*THE REQUEST*. Quote, word for word, only the lines running from the line with "Transcribe this image's" through the end of the listing. Leave out the pictures.

*PROVIDED RECORDS*.
──────────

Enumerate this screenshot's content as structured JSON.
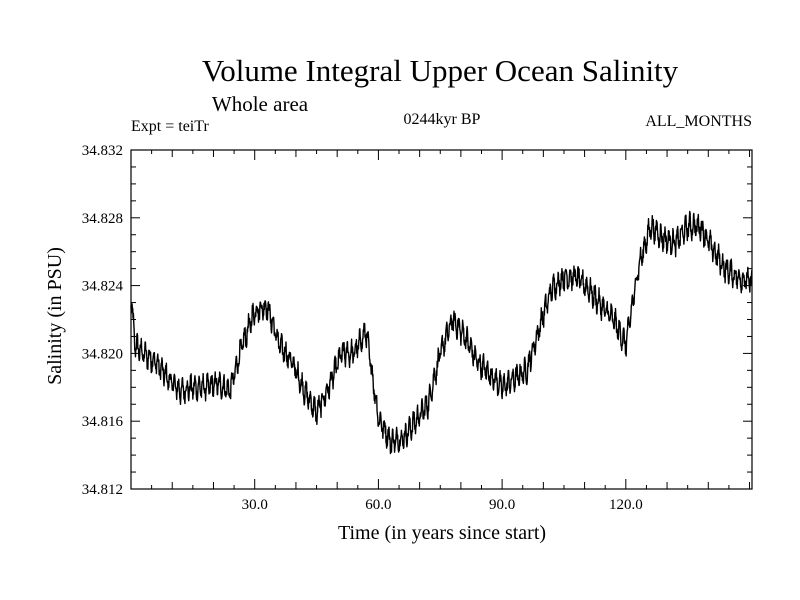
{
  "chart_data": {
    "type": "line",
    "title": "Volume Integral Upper Ocean Salinity",
    "subtitle": "Whole area",
    "experiment_label": "Expt = teiTr",
    "period_label": "0244kyr BP",
    "months_label": "ALL_MONTHS",
    "xlabel": "Time (in years since start)",
    "ylabel": "Salinity (in PSU)",
    "xlim": [
      0,
      150.6
    ],
    "ylim": [
      34.812,
      34.832
    ],
    "xticks": [
      30.0,
      60.0,
      90.0,
      120.0
    ],
    "xtick_labels": [
      "30.0",
      "60.0",
      "90.0",
      "120.0"
    ],
    "yticks": [
      34.812,
      34.816,
      34.82,
      34.824,
      34.828,
      34.832
    ],
    "ytick_labels": [
      "34.812",
      "34.816",
      "34.820",
      "34.824",
      "34.828",
      "34.832"
    ],
    "grid": false,
    "series": [
      {
        "name": "Salinity",
        "sampling": "monthly",
        "trend": {
          "x": [
            0,
            1,
            3,
            6,
            9,
            12,
            15,
            18,
            21,
            24,
            27,
            30,
            33,
            36,
            39,
            42,
            45,
            48,
            51,
            54,
            57,
            60,
            63,
            66,
            69,
            72,
            75,
            78,
            81,
            84,
            87,
            90,
            93,
            96,
            99,
            102,
            105,
            108,
            111,
            114,
            117,
            120,
            123,
            126,
            129,
            132,
            135,
            138,
            141,
            144,
            147,
            150.6
          ],
          "y": [
            34.8232,
            34.8205,
            34.82,
            34.8195,
            34.8185,
            34.8178,
            34.818,
            34.818,
            34.8182,
            34.8178,
            34.8205,
            34.8225,
            34.8228,
            34.8205,
            34.8195,
            34.8178,
            34.8165,
            34.818,
            34.82,
            34.82,
            34.8213,
            34.8162,
            34.8148,
            34.815,
            34.816,
            34.817,
            34.82,
            34.822,
            34.821,
            34.8195,
            34.8188,
            34.818,
            34.8185,
            34.819,
            34.8215,
            34.8238,
            34.8245,
            34.8245,
            34.8238,
            34.8228,
            34.822,
            34.8205,
            34.825,
            34.8275,
            34.8268,
            34.8265,
            34.8275,
            34.8275,
            34.8262,
            34.825,
            34.8245,
            34.8242
          ]
        },
        "monthly_variability_psu": 0.0009
      }
    ]
  }
}
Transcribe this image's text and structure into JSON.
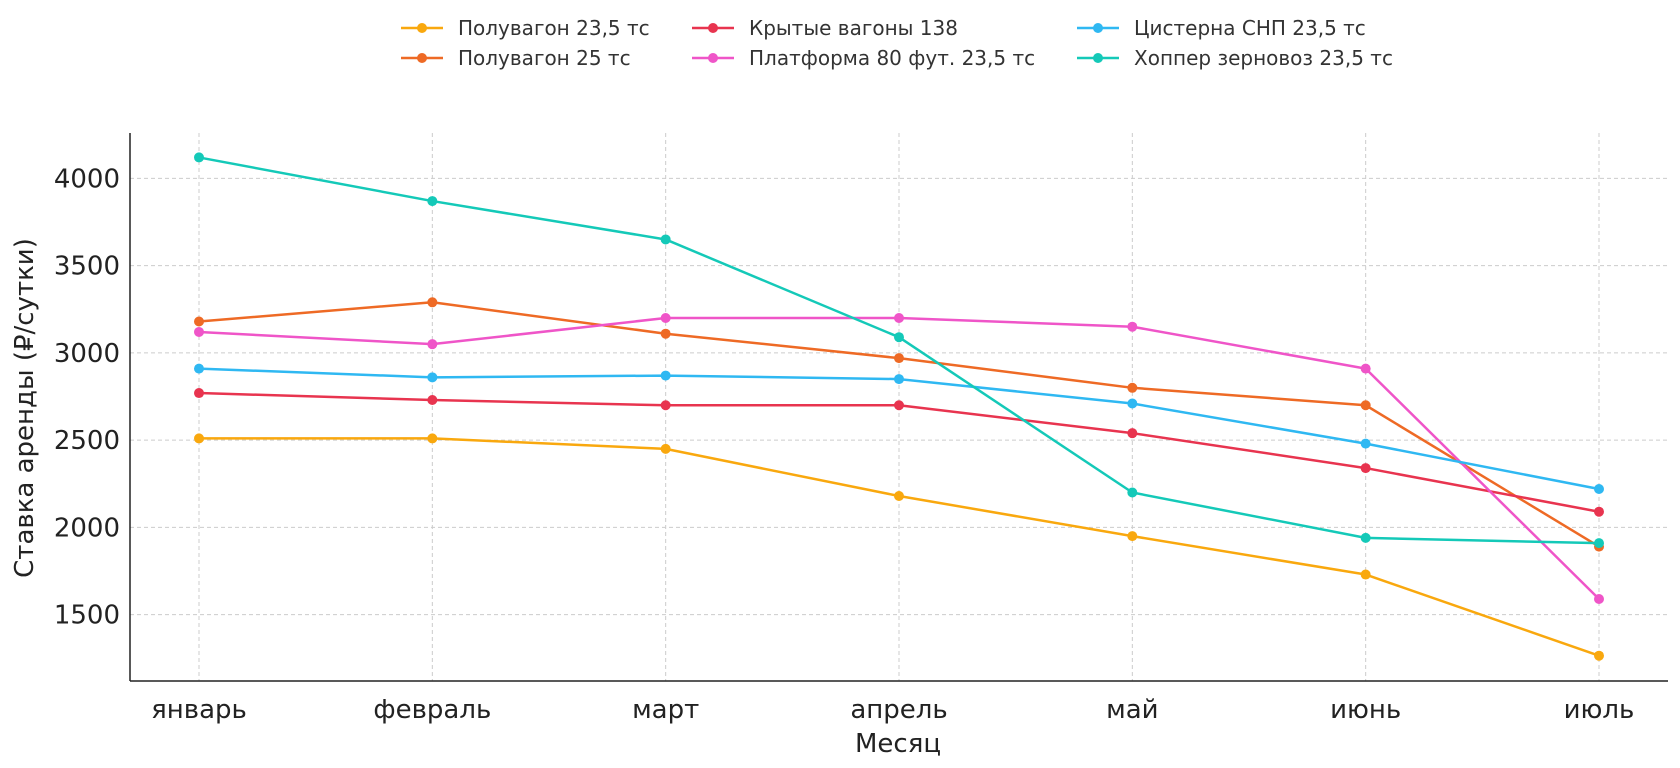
{
  "chart_data": {
    "type": "line",
    "xlabel": "Месяц",
    "ylabel": "Ставка аренды (₽/сутки)",
    "categories": [
      "январь",
      "февраль",
      "март",
      "апрель",
      "май",
      "июнь",
      "июль"
    ],
    "ylim": [
      1120,
      4260
    ],
    "yticks": [
      1500,
      2000,
      2500,
      3000,
      3500,
      4000
    ],
    "grid": true,
    "legend_position": "top-center",
    "series": [
      {
        "name": "Полувагон 23,5 тс",
        "color": "#f9a80e",
        "values": [
          2510,
          2510,
          2450,
          2180,
          1950,
          1730,
          1265
        ]
      },
      {
        "name": "Полувагон 25 тс",
        "color": "#ee6a25",
        "values": [
          3180,
          3290,
          3110,
          2970,
          2800,
          2700,
          1890
        ]
      },
      {
        "name": "Крытые вагоны 138",
        "color": "#e8344f",
        "values": [
          2770,
          2730,
          2700,
          2700,
          2540,
          2340,
          2090
        ]
      },
      {
        "name": "Платформа 80 фут. 23,5 тс",
        "color": "#ef55c8",
        "values": [
          3120,
          3050,
          3200,
          3200,
          3150,
          2910,
          1590
        ]
      },
      {
        "name": "Цистерна СНП 23,5 тс",
        "color": "#2fb8f2",
        "values": [
          2910,
          2860,
          2870,
          2850,
          2710,
          2480,
          2220
        ]
      },
      {
        "name": "Хоппер зерновоз 23,5 тс",
        "color": "#14c9b8",
        "values": [
          4120,
          3870,
          3650,
          3090,
          2200,
          1940,
          1910
        ]
      }
    ]
  }
}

──────────

*SOLUTION TO THIS EXERCISE*.
Transcribe this image's text and structure into JSON.
{
  "chart_data": {
    "type": "line",
    "xlabel": "Месяц",
    "ylabel": "Ставка аренды (₽/сутки)",
    "categories": [
      "январь",
      "февраль",
      "март",
      "апрель",
      "май",
      "июнь",
      "июль"
    ],
    "ylim": [
      1120,
      4260
    ],
    "yticks": [
      1500,
      2000,
      2500,
      3000,
      3500,
      4000
    ],
    "grid": true,
    "legend_position": "top-center",
    "series": [
      {
        "name": "Полувагон 23,5 тс",
        "color": "#f9a80e",
        "values": [
          2510,
          2510,
          2450,
          2180,
          1950,
          1730,
          1265
        ]
      },
      {
        "name": "Полувагон 25 тс",
        "color": "#ee6a25",
        "values": [
          3180,
          3290,
          3110,
          2970,
          2800,
          2700,
          1890
        ]
      },
      {
        "name": "Крытые вагоны 138",
        "color": "#e8344f",
        "values": [
          2770,
          2730,
          2700,
          2700,
          2540,
          2340,
          2090
        ]
      },
      {
        "name": "Платформа 80 фут. 23,5 тс",
        "color": "#ef55c8",
        "values": [
          3120,
          3050,
          3200,
          3200,
          3150,
          2910,
          1590
        ]
      },
      {
        "name": "Цистерна СНП 23,5 тс",
        "color": "#2fb8f2",
        "values": [
          2910,
          2860,
          2870,
          2850,
          2710,
          2480,
          2220
        ]
      },
      {
        "name": "Хоппер зерновоз 23,5 тс",
        "color": "#14c9b8",
        "values": [
          4120,
          3870,
          3650,
          3090,
          2200,
          1940,
          1910
        ]
      }
    ]
  }
}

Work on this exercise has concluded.